▶ [Rows]:
════════════════════

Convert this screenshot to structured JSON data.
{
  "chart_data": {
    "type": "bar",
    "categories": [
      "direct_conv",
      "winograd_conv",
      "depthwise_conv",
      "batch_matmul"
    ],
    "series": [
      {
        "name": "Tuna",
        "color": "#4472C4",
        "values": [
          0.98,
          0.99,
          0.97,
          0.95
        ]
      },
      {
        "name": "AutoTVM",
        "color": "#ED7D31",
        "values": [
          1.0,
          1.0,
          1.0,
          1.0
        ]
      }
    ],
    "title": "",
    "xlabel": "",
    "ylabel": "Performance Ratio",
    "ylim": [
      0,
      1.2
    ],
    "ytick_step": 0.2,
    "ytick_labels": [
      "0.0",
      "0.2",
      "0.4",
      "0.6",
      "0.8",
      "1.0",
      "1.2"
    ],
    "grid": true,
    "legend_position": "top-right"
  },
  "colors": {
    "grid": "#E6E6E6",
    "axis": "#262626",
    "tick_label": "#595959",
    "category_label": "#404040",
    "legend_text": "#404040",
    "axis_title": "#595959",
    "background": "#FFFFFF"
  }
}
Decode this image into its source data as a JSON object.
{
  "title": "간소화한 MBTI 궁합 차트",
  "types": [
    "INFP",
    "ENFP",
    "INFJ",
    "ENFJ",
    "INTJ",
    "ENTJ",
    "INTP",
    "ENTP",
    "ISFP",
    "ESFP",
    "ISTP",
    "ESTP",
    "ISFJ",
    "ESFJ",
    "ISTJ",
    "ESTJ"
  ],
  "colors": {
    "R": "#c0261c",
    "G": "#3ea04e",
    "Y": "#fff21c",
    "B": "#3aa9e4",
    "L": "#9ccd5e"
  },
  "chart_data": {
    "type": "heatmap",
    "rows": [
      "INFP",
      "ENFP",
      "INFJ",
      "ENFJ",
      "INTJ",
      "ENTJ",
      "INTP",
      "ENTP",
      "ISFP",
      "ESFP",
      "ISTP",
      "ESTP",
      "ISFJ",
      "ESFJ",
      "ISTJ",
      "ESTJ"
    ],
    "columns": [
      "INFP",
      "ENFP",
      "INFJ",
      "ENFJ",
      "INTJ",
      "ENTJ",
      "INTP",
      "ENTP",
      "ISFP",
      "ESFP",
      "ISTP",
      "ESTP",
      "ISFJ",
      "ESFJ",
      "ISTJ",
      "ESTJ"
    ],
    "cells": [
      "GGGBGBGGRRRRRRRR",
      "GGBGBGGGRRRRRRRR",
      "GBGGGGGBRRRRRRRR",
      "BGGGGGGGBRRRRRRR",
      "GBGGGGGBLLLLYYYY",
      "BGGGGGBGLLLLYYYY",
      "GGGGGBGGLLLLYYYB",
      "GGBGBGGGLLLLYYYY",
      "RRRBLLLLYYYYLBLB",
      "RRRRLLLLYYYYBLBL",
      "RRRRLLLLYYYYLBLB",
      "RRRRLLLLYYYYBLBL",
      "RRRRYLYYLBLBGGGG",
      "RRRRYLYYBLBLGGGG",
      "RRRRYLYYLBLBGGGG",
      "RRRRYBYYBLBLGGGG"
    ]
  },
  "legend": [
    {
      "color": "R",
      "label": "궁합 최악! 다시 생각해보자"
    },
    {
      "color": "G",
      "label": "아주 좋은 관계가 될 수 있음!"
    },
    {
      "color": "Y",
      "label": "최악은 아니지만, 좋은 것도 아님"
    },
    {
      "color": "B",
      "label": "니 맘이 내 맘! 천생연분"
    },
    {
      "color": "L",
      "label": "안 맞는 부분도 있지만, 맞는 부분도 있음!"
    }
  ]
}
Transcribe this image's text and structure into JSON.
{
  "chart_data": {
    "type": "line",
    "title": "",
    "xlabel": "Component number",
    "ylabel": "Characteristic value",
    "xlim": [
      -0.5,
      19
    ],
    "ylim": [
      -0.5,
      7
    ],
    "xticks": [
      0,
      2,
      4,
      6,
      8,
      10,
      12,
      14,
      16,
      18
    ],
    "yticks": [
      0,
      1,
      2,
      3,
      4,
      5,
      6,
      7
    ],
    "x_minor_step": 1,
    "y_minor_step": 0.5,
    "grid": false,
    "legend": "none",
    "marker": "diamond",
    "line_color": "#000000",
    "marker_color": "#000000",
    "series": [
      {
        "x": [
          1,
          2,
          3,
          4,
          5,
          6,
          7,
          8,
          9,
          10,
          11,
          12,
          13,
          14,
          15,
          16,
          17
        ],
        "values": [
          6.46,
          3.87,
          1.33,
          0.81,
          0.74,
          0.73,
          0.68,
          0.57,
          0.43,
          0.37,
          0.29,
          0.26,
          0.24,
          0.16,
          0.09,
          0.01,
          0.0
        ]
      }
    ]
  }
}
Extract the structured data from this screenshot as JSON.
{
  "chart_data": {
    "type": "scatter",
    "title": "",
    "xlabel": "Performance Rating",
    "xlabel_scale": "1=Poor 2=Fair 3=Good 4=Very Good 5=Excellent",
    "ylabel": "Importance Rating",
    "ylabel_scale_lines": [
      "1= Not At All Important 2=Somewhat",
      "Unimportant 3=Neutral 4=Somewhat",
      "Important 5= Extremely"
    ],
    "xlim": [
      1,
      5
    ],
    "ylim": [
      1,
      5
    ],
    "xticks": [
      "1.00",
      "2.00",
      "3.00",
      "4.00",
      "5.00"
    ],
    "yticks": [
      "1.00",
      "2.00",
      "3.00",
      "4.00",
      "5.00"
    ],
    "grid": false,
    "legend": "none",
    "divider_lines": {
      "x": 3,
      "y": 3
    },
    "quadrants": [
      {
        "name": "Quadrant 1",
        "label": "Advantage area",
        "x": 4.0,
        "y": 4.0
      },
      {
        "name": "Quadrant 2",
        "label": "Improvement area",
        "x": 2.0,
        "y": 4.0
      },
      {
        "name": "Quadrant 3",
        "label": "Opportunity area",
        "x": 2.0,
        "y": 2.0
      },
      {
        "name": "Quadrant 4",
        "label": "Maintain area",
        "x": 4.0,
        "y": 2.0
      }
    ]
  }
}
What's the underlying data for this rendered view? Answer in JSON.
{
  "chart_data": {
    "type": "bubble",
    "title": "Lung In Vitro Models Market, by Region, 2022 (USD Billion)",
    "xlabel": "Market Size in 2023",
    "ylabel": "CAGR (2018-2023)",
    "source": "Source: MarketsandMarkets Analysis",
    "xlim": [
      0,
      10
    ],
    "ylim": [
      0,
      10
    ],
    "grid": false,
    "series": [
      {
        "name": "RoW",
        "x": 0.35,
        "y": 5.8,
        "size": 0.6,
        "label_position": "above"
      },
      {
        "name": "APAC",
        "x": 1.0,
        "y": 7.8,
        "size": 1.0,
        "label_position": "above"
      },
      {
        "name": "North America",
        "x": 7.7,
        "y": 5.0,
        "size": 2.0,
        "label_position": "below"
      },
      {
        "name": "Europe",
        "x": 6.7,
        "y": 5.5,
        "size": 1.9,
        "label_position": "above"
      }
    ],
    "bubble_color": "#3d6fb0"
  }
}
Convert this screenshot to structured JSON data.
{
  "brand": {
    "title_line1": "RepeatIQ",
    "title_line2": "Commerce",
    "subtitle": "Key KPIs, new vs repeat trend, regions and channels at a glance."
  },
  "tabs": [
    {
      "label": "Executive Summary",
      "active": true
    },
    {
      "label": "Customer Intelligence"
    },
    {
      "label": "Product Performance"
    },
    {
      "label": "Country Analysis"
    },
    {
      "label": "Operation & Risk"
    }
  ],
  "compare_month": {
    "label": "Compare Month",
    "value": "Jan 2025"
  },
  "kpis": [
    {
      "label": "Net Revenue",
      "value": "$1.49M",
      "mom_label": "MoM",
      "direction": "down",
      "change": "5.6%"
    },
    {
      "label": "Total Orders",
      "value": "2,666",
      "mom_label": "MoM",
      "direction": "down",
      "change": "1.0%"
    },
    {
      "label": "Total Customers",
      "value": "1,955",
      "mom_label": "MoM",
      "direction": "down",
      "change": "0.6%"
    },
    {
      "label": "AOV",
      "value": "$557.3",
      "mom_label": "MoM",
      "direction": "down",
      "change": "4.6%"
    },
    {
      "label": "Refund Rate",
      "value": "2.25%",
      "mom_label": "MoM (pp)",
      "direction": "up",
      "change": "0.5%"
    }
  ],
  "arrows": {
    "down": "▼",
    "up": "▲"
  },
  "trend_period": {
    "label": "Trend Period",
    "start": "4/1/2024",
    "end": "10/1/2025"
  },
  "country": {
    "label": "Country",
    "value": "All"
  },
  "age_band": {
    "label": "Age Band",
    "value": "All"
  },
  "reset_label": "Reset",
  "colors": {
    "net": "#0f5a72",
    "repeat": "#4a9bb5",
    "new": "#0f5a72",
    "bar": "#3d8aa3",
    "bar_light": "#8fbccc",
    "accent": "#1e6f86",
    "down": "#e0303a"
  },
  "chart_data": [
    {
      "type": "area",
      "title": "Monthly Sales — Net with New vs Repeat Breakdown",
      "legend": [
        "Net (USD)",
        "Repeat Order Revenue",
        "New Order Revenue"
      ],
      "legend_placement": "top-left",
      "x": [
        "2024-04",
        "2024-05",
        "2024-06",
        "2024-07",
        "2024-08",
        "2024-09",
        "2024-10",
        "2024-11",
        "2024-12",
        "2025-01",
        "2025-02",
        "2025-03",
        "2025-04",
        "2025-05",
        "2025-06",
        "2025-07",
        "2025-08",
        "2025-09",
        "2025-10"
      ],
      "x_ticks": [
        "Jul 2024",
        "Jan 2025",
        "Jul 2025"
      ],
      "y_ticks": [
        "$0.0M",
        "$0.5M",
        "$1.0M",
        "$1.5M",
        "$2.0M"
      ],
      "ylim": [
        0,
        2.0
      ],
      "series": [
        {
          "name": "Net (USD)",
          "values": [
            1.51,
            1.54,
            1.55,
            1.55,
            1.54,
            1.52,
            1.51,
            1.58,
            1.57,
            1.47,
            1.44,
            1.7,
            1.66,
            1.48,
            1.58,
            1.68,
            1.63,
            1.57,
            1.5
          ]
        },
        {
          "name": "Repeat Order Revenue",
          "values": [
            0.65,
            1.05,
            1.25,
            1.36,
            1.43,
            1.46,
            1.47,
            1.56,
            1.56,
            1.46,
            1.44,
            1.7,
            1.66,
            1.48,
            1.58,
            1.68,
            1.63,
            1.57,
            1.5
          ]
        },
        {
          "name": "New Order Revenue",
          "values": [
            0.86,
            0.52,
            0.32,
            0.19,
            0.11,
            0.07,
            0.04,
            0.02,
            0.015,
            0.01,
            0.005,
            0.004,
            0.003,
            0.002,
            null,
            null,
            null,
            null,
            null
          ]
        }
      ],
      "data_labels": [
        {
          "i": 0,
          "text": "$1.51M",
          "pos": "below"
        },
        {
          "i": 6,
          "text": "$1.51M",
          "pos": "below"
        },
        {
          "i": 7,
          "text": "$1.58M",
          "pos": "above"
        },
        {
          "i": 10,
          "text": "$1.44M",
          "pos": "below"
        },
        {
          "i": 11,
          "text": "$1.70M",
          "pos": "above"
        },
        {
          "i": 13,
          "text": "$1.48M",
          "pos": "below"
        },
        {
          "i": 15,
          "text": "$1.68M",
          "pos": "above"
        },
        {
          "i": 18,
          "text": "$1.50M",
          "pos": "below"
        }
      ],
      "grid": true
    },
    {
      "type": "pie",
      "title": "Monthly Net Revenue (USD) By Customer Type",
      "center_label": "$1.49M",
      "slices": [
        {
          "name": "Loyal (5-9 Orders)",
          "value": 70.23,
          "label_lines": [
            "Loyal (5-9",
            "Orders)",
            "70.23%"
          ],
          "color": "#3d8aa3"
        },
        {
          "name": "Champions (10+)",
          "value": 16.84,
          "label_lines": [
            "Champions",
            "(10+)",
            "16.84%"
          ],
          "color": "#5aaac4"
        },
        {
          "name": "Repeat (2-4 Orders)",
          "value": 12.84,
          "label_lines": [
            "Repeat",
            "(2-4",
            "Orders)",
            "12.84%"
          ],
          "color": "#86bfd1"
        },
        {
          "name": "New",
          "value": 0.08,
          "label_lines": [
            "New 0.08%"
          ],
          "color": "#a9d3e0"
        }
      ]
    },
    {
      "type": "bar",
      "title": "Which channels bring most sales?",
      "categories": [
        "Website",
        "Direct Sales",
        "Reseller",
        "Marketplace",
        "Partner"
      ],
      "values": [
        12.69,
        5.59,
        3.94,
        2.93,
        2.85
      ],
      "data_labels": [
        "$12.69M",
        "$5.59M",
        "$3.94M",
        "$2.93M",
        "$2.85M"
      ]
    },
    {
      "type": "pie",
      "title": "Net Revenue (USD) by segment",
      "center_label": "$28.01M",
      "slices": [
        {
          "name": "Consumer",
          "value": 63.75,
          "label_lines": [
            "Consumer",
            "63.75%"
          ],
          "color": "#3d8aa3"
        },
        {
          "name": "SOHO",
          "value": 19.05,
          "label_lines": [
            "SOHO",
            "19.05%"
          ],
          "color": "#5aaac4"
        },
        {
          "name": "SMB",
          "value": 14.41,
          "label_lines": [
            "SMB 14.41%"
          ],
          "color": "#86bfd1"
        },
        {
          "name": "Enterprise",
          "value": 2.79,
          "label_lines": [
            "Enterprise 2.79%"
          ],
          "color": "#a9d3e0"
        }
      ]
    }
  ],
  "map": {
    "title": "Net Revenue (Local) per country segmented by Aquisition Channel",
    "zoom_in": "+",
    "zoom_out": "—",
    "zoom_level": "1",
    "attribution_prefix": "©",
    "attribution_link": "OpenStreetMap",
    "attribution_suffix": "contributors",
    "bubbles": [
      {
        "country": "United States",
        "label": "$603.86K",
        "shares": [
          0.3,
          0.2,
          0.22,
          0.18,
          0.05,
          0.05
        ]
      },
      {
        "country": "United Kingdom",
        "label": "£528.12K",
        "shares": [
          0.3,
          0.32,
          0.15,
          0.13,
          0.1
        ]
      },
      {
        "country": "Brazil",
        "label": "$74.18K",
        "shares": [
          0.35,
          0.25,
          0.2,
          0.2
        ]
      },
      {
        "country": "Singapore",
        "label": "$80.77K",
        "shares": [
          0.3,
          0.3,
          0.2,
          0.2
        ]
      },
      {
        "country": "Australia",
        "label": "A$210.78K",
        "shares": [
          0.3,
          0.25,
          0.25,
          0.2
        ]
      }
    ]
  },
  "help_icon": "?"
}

════════════════════

▶ [Exercise aim]: Which lines include "this"? Copy each of them out.

▶ [Expected answer]:
Convert this screenshot to structured JSON data.
Decode this image into its source data as a JSON object.
Transcribe this image's text and structure into JSON.
Extract the structured data from this screenshot as JSON.
What's the underlying data for this rendered view? Answer in JSON.
Convert this screenshot to structured JSON data.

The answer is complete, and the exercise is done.